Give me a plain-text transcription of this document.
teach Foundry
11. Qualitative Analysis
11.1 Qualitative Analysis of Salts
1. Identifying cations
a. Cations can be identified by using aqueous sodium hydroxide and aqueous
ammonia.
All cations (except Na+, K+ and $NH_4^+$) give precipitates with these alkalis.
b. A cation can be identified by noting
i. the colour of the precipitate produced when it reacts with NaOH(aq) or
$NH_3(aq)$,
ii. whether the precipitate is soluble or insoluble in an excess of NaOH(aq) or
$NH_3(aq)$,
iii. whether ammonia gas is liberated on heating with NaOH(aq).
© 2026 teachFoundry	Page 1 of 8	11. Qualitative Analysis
---
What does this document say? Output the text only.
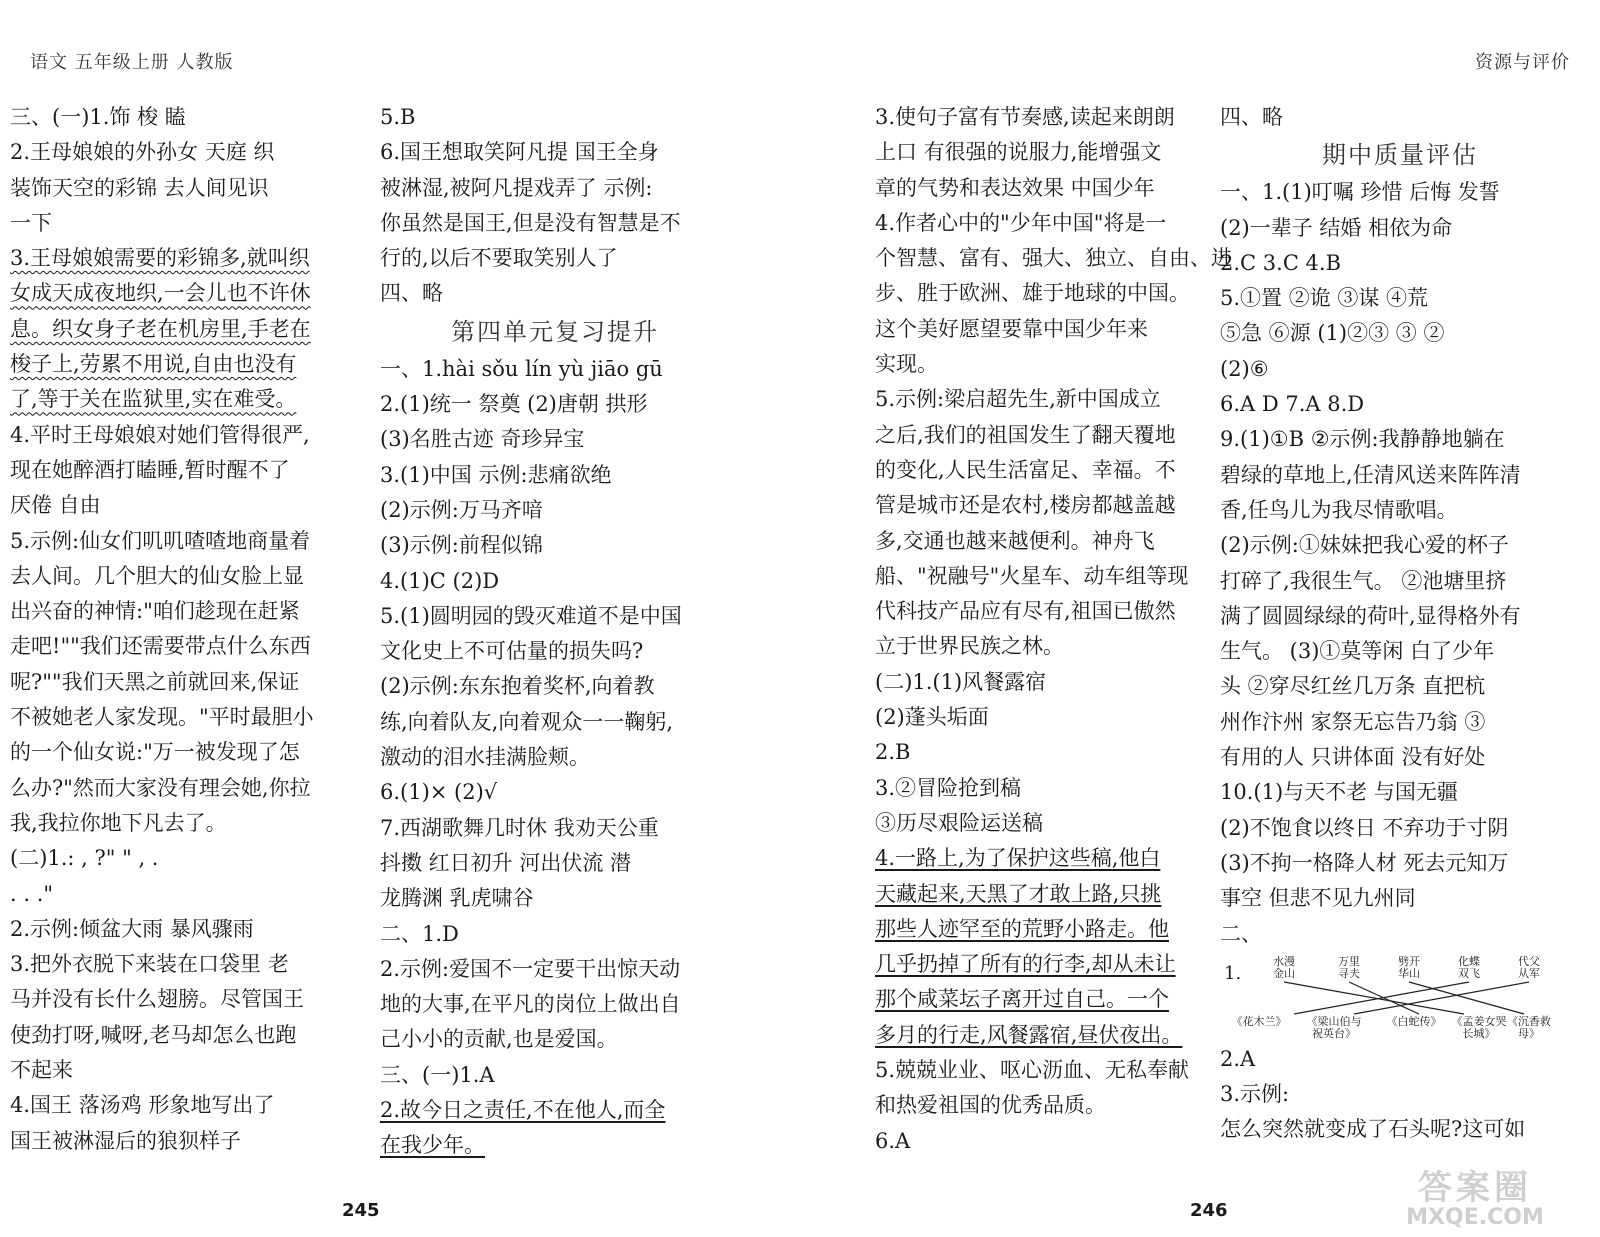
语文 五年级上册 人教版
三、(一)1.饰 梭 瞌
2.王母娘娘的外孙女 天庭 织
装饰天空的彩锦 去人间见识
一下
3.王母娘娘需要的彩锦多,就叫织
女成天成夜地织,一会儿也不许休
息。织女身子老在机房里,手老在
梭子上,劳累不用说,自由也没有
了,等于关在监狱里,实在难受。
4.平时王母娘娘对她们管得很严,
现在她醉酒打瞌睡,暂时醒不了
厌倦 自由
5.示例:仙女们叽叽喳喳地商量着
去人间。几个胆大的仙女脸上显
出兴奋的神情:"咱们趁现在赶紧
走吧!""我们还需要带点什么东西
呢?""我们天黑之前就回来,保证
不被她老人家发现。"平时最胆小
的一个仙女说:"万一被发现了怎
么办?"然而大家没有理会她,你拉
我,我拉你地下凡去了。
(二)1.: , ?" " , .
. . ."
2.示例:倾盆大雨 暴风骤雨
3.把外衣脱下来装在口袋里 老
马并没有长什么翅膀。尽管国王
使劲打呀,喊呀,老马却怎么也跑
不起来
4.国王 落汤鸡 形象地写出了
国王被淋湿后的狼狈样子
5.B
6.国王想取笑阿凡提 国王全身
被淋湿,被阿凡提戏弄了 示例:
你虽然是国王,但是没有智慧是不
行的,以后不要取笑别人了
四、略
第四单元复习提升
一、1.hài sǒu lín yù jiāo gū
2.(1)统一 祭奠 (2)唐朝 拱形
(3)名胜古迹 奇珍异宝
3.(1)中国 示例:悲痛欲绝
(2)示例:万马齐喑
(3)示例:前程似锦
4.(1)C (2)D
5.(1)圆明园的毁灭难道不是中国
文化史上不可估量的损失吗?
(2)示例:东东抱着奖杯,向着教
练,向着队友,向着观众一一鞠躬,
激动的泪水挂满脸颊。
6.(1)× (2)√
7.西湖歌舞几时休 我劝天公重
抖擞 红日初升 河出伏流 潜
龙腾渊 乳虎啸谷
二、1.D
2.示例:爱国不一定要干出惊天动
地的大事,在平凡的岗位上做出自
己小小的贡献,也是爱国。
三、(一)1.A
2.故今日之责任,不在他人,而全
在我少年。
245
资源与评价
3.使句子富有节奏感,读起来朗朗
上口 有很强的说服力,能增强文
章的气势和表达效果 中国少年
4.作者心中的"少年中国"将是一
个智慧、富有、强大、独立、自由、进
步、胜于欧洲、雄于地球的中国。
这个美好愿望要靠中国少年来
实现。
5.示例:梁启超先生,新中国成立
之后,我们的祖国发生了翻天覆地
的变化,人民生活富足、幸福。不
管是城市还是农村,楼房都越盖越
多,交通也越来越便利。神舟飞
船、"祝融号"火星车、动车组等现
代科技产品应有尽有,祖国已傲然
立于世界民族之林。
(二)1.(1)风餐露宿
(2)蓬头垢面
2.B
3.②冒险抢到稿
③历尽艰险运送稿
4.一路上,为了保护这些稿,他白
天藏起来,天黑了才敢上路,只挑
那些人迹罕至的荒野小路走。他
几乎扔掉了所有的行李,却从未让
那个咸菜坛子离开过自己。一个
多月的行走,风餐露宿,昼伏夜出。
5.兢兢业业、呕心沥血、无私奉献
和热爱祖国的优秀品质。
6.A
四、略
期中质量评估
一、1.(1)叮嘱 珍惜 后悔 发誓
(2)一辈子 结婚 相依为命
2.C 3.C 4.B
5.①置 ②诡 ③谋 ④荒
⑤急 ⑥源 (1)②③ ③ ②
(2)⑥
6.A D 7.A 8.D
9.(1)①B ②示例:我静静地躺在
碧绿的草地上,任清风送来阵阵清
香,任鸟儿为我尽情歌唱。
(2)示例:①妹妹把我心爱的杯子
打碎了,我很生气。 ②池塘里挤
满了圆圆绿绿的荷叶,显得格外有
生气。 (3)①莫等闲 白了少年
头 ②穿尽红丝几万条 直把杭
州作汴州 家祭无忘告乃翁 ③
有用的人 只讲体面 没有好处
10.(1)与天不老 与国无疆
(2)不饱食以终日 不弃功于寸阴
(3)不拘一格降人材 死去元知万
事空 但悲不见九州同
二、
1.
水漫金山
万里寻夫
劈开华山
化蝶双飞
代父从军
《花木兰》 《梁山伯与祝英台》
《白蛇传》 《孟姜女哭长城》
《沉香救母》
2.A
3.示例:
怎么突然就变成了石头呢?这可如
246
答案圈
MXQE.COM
---
### GOAL OF THE EXERCISE:
Choose all lines containing the string "document" and copy them out.

### SOLUTION TO THE EXERCISE:
Give me a plain-text transcription of this document.
What does this document say? Output the text only.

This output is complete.